**What is required**
Convert everything from the start of the entries down to and including the line that contains "1181, 843, 1207]" into a Markdown table with the columns No. and Text, numbering each line and leaving out blank lines.

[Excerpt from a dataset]
"""
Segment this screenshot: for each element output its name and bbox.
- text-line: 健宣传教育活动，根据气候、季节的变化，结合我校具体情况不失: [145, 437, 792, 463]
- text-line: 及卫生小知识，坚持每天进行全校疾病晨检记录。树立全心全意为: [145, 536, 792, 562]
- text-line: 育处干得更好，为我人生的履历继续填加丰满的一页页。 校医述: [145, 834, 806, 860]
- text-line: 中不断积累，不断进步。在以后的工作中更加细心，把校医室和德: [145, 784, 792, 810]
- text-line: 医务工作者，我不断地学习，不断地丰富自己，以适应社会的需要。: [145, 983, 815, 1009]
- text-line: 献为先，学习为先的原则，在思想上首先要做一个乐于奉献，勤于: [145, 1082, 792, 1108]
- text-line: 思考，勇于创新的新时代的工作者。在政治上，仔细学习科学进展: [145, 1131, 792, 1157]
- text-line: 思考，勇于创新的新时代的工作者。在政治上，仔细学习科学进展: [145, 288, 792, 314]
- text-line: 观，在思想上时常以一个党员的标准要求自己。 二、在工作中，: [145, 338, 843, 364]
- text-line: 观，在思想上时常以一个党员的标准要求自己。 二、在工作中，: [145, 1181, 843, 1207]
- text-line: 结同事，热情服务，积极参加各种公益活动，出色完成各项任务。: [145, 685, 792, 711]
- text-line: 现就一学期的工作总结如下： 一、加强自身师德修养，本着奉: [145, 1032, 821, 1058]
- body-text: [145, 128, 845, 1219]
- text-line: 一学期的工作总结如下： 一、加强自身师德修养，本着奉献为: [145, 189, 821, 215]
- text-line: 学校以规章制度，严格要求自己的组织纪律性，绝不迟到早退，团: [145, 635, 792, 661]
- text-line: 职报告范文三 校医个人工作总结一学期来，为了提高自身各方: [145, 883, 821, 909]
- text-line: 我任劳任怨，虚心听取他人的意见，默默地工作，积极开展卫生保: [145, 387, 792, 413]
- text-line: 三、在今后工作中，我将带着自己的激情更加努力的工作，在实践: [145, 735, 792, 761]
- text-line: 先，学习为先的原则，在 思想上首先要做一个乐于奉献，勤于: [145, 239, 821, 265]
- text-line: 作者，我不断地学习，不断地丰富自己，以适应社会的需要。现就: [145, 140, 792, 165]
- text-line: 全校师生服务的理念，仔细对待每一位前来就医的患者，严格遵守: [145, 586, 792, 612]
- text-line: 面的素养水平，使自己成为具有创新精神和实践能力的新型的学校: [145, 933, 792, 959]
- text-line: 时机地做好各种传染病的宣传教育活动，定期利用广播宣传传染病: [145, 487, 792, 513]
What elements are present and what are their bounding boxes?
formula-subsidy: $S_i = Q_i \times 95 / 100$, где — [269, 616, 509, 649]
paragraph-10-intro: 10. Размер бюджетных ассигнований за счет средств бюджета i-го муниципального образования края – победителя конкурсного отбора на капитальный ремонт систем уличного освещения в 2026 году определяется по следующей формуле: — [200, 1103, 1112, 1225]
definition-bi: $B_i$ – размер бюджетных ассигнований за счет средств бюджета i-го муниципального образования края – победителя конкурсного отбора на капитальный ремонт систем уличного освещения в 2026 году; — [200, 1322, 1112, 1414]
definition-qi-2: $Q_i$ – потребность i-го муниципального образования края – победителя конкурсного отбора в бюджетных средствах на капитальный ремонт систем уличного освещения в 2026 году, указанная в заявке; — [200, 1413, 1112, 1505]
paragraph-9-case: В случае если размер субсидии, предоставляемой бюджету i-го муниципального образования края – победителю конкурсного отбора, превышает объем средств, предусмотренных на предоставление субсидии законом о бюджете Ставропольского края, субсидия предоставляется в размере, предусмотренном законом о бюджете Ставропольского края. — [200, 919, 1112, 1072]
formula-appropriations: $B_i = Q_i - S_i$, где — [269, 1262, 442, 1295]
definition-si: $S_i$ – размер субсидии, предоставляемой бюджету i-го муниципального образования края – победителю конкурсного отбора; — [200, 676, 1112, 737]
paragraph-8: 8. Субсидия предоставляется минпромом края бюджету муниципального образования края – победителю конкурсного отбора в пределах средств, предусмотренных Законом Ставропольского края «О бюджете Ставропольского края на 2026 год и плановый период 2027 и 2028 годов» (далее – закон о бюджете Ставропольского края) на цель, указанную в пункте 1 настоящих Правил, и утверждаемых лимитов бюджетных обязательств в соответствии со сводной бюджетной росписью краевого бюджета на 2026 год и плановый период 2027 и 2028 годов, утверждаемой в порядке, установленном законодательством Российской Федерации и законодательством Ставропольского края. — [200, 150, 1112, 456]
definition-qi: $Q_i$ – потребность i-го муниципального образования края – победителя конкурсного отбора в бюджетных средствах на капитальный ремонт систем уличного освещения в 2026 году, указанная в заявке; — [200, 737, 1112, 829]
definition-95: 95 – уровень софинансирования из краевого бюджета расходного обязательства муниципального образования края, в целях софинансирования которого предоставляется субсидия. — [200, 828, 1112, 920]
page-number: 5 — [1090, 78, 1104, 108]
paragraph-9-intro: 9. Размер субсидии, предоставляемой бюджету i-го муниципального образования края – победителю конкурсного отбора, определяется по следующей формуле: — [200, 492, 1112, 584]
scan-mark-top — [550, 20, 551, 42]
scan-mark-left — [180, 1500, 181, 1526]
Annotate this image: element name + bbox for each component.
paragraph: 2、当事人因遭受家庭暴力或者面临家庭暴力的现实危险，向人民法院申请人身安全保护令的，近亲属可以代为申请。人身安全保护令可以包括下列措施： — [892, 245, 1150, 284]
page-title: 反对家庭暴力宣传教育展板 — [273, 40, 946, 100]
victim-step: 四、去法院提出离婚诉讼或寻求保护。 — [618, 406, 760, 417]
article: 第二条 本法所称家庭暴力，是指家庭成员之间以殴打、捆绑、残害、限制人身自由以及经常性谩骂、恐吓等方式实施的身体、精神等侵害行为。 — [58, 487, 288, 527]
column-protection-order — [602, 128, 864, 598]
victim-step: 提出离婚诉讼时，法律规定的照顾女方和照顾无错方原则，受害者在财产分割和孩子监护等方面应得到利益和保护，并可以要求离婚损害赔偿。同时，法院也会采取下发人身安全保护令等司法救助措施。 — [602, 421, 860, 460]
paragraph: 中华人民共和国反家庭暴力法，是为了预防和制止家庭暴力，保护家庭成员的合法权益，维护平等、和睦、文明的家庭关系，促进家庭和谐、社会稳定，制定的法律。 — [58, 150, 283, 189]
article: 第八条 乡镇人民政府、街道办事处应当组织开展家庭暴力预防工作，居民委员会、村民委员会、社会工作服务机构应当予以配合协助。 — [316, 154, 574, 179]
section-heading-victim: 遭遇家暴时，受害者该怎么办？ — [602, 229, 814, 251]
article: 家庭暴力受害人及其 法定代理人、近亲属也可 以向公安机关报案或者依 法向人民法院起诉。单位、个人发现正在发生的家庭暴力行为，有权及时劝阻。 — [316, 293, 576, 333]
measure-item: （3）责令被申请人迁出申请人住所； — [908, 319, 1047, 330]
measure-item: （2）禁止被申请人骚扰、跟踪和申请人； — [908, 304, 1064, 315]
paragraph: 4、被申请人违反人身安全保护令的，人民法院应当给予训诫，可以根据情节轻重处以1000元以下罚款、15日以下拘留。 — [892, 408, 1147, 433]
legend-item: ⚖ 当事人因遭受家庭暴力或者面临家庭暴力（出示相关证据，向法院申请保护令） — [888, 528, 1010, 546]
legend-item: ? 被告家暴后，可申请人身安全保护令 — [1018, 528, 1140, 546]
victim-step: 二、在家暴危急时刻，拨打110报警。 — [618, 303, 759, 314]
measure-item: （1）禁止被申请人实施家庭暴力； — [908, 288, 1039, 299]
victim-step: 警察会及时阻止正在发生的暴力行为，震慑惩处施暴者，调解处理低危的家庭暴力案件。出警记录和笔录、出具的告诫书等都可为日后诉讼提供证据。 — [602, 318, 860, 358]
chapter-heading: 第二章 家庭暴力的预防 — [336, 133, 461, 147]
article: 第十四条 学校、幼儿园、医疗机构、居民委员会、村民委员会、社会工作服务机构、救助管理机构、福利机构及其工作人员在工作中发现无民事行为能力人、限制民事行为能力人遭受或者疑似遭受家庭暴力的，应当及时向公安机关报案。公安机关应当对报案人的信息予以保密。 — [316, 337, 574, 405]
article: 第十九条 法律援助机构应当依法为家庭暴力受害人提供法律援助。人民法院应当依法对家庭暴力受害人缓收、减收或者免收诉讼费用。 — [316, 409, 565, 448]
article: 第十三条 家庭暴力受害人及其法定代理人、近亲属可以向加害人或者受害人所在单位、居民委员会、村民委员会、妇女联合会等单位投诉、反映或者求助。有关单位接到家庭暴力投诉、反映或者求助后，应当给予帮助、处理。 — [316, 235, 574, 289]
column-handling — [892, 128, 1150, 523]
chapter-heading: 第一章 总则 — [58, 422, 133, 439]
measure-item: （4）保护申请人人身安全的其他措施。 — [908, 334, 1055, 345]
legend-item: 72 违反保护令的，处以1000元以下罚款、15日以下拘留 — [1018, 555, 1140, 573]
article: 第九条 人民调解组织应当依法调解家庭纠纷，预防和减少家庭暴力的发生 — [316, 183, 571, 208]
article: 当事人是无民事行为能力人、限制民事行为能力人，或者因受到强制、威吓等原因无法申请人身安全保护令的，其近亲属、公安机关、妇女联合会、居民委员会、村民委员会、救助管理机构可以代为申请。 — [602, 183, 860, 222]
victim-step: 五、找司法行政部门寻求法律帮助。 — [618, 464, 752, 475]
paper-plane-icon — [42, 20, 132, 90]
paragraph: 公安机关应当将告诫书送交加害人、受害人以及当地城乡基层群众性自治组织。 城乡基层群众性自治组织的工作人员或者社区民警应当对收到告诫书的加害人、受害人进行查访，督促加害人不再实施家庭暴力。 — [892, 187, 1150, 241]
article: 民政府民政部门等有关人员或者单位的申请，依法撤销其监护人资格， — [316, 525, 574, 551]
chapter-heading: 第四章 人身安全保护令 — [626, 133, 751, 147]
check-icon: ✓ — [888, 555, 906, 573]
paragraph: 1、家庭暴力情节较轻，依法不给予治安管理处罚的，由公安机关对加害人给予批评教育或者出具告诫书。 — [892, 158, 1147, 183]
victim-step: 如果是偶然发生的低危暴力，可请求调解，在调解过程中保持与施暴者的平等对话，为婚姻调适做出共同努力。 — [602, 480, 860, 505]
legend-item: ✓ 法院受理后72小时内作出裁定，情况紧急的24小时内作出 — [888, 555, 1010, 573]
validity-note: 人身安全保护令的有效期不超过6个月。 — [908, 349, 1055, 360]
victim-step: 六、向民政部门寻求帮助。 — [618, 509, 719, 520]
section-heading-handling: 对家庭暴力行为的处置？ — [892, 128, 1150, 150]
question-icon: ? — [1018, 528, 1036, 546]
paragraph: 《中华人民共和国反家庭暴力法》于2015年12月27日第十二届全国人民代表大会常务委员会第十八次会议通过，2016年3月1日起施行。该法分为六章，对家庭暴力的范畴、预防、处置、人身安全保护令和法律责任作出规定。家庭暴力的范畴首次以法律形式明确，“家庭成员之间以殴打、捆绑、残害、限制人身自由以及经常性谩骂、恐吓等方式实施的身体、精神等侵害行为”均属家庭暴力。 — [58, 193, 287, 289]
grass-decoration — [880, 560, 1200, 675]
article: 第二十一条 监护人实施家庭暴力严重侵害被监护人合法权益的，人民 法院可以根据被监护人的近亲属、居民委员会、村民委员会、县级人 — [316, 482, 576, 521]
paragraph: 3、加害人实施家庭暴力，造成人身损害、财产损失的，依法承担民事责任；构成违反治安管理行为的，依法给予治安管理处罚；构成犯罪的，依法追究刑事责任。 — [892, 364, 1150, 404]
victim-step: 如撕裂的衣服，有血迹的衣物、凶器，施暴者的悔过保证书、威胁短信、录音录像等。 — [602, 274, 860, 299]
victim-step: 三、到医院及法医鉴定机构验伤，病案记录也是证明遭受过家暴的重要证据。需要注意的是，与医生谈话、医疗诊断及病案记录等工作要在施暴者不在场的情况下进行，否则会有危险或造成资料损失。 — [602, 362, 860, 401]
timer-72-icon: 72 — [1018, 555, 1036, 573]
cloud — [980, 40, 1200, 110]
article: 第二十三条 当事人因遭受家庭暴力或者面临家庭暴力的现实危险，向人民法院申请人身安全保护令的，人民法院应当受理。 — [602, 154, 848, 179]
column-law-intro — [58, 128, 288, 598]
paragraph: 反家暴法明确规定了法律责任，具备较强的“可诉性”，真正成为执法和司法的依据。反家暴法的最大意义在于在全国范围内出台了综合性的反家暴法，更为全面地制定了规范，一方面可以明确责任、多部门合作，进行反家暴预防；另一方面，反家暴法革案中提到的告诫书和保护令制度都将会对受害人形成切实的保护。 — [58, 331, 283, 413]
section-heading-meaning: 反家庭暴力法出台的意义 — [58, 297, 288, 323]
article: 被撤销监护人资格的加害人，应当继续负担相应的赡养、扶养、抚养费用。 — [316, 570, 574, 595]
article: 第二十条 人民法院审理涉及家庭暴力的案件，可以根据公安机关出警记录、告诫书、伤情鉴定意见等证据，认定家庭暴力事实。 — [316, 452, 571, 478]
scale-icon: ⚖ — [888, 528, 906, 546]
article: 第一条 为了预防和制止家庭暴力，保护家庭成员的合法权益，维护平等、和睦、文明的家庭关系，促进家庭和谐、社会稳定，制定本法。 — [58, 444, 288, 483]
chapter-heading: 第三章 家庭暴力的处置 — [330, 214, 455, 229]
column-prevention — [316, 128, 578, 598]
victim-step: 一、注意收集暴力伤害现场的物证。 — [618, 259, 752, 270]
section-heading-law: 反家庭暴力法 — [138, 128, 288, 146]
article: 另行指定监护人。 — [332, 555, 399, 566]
"""
**Response to the task**
| No. | Text |
|---|---|
| 1 | Segment this screenshot: for each element output its name and bbox. |
| 2 | - text-line: 健宣传教育活动，根据气候、季节的变化，结合我校具体情况不失: [145, 437, 792, 463] |
| 3 | - text-line: 及卫生小知识，坚持每天进行全校疾病晨检记录。树立全心全意为: [145, 536, 792, 562] |
| 4 | - text-line: 育处干得更好，为我人生的履历继续填加丰满的一页页。 校医述: [145, 834, 806, 860] |
| 5 | - text-line: 中不断积累，不断进步。在以后的工作中更加细心，把校医室和德: [145, 784, 792, 810] |
| 6 | - text-line: 医务工作者，我不断地学习，不断地丰富自己，以适应社会的需要。: [145, 983, 815, 1009] |
| 7 | - text-line: 献为先，学习为先的原则，在思想上首先要做一个乐于奉献，勤于: [145, 1082, 792, 1108] |
| 8 | - text-line: 思考，勇于创新的新时代的工作者。在政治上，仔细学习科学进展: [145, 1131, 792, 1157] |
| 9 | - text-line: 思考，勇于创新的新时代的工作者。在政治上，仔细学习科学进展: [145, 288, 792, 314] |
| 10 | - text-line: 观，在思想上时常以一个党员的标准要求自己。 二、在工作中，: [145, 338, 843, 364] |
| 11 | - text-line: 观，在思想上时常以一个党员的标准要求自己。 二、在工作中，: [145, 1181, 843, 1207] |